## TASK PROMPT
Render every entry verbatim.

(Items from a data source)

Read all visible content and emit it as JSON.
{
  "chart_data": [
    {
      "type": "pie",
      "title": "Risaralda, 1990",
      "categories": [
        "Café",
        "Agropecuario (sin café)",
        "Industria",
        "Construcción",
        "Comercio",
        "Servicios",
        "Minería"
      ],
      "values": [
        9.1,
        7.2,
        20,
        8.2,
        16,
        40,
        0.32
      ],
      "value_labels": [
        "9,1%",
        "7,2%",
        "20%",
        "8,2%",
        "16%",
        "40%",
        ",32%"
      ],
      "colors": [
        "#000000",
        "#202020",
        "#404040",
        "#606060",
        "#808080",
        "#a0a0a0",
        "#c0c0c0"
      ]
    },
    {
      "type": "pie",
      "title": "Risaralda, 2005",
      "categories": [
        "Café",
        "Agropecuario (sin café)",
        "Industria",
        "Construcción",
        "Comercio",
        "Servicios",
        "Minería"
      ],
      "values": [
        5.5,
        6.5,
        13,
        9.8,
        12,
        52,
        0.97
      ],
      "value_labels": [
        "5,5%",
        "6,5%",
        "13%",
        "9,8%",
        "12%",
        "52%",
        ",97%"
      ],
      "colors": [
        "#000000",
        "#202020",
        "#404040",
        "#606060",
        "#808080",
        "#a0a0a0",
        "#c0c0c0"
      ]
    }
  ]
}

## SOLUTION
Read all visible content and emit it as JSON.
{
  "chart_data": [
    {
      "type": "pie",
      "title": "Risaralda, 1990",
      "categories": [
        "Café",
        "Agropecuario (sin café)",
        "Industria",
        "Construcción",
        "Comercio",
        "Servicios",
        "Minería"
      ],
      "values": [
        9.1,
        7.2,
        20,
        8.2,
        16,
        40,
        0.32
      ],
      "value_labels": [
        "9,1%",
        "7,2%",
        "20%",
        "8,2%",
        "16%",
        "40%",
        ",32%"
      ],
      "colors": [
        "#000000",
        "#202020",
        "#404040",
        "#606060",
        "#808080",
        "#a0a0a0",
        "#c0c0c0"
      ]
    },
    {
      "type": "pie",
      "title": "Risaralda, 2005",
      "categories": [
        "Café",
        "Agropecuario (sin café)",
        "Industria",
        "Construcción",
        "Comercio",
        "Servicios",
        "Minería"
      ],
      "values": [
        5.5,
        6.5,
        13,
        9.8,
        12,
        52,
        0.97
      ],
      "value_labels": [
        "5,5%",
        "6,5%",
        "13%",
        "9,8%",
        "12%",
        "52%",
        ",97%"
      ],
      "colors": [
        "#000000",
        "#202020",
        "#404040",
        "#606060",
        "#808080",
        "#a0a0a0",
        "#c0c0c0"
      ]
    }
  ]
}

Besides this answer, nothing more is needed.